*Trecho fornecido:*
________________
A redução no emprego foi de 2,8% face aos três meses anteriores (menos 134,7 mil pessoas), “contrariamente ao que ocorreu nos restantes segundos trimestres desde 2011”. É que esta é uma altura do ano em que, tradicionalmente, a sazonalidade joga a favor do mercado de trabalho, com as contratações para a época alta no turismo e na agricultura a puxarem para cima o emprego. Este ano, contudo, a pandemia trocou as voltas à economia — em particular, ao turismo —, e isso não aconteceu. Já em termos homólogos, a queda foi de 3,8% (menos 185,5 mil pessoas), “contrariando a série de variações homólogas positivas observadas neste trimestre desde 2014”, indica o INE.
________________
*Dados fornecidos:*

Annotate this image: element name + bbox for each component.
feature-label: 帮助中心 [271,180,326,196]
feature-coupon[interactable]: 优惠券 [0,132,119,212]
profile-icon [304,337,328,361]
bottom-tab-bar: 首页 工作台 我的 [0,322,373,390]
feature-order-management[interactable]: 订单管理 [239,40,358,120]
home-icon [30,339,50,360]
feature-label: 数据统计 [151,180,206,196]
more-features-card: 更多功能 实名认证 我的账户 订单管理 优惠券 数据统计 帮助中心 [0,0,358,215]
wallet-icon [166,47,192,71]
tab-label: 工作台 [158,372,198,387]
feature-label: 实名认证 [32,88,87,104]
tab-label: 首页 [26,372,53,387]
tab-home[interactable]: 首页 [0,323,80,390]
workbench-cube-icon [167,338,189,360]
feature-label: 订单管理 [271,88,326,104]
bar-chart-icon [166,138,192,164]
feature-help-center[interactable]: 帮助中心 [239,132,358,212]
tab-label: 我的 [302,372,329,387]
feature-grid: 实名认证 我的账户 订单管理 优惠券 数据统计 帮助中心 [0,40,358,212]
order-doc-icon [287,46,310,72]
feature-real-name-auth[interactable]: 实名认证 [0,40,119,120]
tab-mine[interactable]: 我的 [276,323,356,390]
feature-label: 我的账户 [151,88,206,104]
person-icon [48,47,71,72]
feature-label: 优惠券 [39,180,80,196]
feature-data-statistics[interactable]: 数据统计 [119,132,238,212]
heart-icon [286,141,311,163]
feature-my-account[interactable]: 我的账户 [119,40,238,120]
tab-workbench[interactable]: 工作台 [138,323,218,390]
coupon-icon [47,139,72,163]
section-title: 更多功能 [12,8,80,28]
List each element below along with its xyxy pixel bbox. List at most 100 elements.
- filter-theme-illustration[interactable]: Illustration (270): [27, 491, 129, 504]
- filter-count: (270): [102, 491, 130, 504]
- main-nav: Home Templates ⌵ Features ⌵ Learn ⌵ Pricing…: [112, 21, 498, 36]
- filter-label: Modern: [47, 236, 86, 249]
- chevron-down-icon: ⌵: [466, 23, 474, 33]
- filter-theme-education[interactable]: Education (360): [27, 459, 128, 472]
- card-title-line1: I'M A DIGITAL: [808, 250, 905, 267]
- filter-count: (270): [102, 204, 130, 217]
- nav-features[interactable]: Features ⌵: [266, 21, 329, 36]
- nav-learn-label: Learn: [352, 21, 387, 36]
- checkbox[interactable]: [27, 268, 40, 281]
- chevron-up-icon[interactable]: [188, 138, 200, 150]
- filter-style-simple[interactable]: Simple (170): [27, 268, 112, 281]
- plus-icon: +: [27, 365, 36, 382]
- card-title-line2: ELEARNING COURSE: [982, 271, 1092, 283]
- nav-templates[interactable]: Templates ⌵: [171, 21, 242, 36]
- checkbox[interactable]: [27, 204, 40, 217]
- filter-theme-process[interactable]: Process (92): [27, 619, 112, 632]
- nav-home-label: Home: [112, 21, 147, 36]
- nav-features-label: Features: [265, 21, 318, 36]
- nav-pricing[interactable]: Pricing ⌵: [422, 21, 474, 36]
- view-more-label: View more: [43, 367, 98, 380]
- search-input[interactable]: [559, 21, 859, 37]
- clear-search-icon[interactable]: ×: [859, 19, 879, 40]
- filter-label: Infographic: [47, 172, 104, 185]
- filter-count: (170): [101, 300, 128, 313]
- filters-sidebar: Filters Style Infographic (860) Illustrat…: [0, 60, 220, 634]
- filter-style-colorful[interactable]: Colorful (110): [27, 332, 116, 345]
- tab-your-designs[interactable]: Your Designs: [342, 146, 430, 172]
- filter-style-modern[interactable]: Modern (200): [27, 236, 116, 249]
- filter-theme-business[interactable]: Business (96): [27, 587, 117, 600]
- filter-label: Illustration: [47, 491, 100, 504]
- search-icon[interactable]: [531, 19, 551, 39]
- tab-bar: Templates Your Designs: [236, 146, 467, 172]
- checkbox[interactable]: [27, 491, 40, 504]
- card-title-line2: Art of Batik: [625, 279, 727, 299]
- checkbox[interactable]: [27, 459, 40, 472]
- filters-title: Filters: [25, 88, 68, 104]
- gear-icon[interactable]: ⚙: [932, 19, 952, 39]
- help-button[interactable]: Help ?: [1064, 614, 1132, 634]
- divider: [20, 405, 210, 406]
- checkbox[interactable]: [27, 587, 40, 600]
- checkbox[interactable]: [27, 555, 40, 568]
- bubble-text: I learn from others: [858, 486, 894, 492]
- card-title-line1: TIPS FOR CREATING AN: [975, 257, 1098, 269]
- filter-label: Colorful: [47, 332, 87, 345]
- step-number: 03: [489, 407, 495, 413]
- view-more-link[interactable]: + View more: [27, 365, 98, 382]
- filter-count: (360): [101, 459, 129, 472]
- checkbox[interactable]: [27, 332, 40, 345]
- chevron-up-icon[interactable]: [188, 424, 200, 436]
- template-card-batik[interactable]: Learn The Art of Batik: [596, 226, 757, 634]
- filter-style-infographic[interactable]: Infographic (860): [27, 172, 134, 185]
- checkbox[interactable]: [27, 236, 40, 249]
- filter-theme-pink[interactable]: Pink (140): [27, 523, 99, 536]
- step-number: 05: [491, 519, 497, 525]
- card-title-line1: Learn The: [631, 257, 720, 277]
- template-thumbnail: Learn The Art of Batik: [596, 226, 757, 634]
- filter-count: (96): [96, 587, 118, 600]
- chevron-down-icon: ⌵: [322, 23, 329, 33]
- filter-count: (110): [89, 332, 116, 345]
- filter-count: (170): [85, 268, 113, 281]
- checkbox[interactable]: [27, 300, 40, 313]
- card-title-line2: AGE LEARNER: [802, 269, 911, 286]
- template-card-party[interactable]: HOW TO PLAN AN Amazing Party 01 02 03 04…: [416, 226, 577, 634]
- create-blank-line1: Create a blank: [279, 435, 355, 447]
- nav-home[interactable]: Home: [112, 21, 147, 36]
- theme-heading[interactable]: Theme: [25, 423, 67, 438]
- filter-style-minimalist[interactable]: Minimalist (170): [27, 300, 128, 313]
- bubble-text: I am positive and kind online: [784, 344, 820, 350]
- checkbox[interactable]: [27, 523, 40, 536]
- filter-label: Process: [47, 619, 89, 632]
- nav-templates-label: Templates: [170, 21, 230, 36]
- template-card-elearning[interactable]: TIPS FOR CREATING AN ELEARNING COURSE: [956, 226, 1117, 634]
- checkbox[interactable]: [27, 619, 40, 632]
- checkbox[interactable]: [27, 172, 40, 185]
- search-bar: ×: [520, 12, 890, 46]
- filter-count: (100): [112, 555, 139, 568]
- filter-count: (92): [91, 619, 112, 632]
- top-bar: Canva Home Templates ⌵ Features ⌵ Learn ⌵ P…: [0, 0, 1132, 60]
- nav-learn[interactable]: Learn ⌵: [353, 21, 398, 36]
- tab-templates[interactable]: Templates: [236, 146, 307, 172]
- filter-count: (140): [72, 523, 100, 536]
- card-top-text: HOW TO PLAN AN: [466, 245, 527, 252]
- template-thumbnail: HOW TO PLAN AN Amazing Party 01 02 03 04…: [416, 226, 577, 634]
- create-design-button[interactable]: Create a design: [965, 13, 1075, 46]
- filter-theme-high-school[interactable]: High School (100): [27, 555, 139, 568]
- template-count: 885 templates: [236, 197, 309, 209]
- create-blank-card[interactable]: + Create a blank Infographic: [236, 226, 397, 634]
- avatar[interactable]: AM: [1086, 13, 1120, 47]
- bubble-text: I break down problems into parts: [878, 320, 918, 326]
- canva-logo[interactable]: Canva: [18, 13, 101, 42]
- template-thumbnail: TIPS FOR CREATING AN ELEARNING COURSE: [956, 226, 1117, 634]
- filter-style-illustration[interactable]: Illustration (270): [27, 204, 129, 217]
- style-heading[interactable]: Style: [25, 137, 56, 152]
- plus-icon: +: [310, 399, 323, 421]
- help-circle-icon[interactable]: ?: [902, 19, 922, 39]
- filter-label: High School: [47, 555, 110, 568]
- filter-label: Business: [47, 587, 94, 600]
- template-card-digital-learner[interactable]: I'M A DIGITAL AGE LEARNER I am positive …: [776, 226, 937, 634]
________________
*Instrução de trabalho:*
Transcreva na íntegra o trecho sobre a queda do emprego, sem alterar nada. O material não tem qualquer papel nesta tarefa.

*Resultado da tarefa:*
A redução no emprego foi de 2,8% face aos três meses anteriores (menos 134,7 mil pessoas), “contrariamente ao que ocorreu nos restantes segundos trimestres desde 2011”. É que esta é uma altura do ano em que, tradicionalmente, a sazonalidade joga a favor do mercado de trabalho, com as contratações para a época alta no turismo e na agricultura a puxarem para cima o emprego. Este ano, contudo, a pandemia trocou as voltas à economia — em particular, ao turismo —, e isso não aconteceu. Já em termos homólogos, a queda foi de 3,8% (menos 185,5 mil pessoas), “contrariando a série de variações homólogas positivas observadas neste trimestre desde 2014”, indica o INE.